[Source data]
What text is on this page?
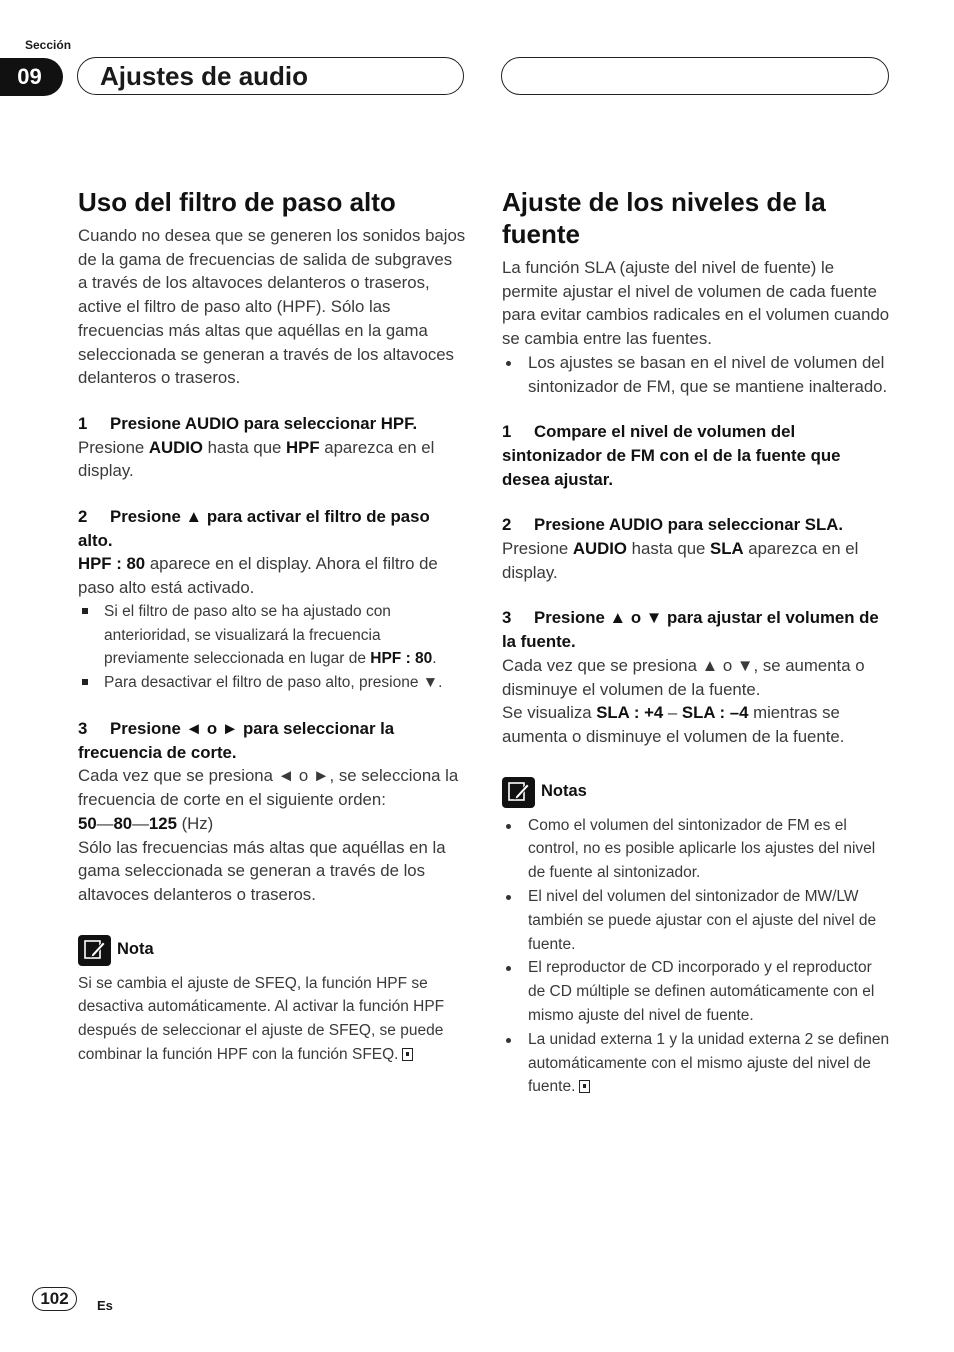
Sección
09	Ajustes de audio
Uso del filtro de paso alto

Cuando no desea que se generen los sonidos bajos de la gama de frecuencias de salida de subgraves a través de los altavoces delanteros o traseros, active el filtro de paso alto (HPF). Sólo las frecuencias más altas que aquéllas en la gama seleccionada se generan a través de los altavoces delanteros o traseros.

1 Presione AUDIO para seleccionar HPF.

Presione AUDIO hasta que HPF aparezca en el display.

2 Presione ▲ para activar el filtro de paso alto.

HPF : 80 aparece en el display. Ahora el filtro de paso alto está activado.

Si el filtro de paso alto se ha ajustado con anterioridad, se visualizará la frecuencia previamente seleccionada en lugar de HPF : 80.
Para desactivar el filtro de paso alto, presione ▼.

3 Presione ◄ o ► para seleccionar la frecuencia de corte.

Cada vez que se presiona ◄ o ►, se selecciona la frecuencia de corte en el siguiente orden:

50—80—125 (Hz)

Sólo las frecuencias más altas que aquéllas en la gama seleccionada se generan a través de los altavoces delanteros o traseros.

Nota

Si se cambia el ajuste de SFEQ, la función HPF se desactiva automáticamente. Al activar la función HPF después de seleccionar el ajuste de SFEQ, se puede combinar la función HPF con la función SFEQ.

Ajuste de los niveles de la fuente

La función SLA (ajuste del nivel de fuente) le permite ajustar el nivel de volumen de cada fuente para evitar cambios radicales en el volumen cuando se cambia entre las fuentes.

Los ajustes se basan en el nivel de volumen del sintonizador de FM, que se mantiene inalterado.

1 Compare el nivel de volumen del sintonizador de FM con el de la fuente que desea ajustar.

2 Presione AUDIO para seleccionar SLA.

Presione AUDIO hasta que SLA aparezca en el display.

3 Presione ▲ o ▼ para ajustar el volumen de la fuente.

Cada vez que se presiona ▲ o ▼, se aumenta o disminuye el volumen de la fuente.

Se visualiza SLA : +4 – SLA : –4 mientras se aumenta o disminuye el volumen de la fuente.

Notas
Como el volumen del sintonizador de FM es el control, no es posible aplicarle los ajustes del nivel de fuente al sintonizador.
El nivel del volumen del sintonizador de MW/LW también se puede ajustar con el ajuste del nivel de fuente.
El reproductor de CD incorporado y el reproductor de CD múltiple se definen automáticamente con el mismo ajuste del nivel de fuente.
La unidad externa 1 y la unidad externa 2 se definen automáticamente con el mismo ajuste del nivel de fuente.
102	Es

### [Instructions to follow]
Show every line of the listing in which the string "través" can be found.

### [Finished exercise]
Cuando no desea que se generen los sonidos bajos de la gama de frecuencias de salida de subgraves a través de los altavoces delanteros o traseros, active el filtro de paso alto (HPF). Sólo las frecuencias más altas que aquéllas en la gama seleccionada se generan a través de los altavoces delanteros o traseros.
Sólo las frecuencias más altas que aquéllas en la gama seleccionada se generan a través de los altavoces delanteros o traseros.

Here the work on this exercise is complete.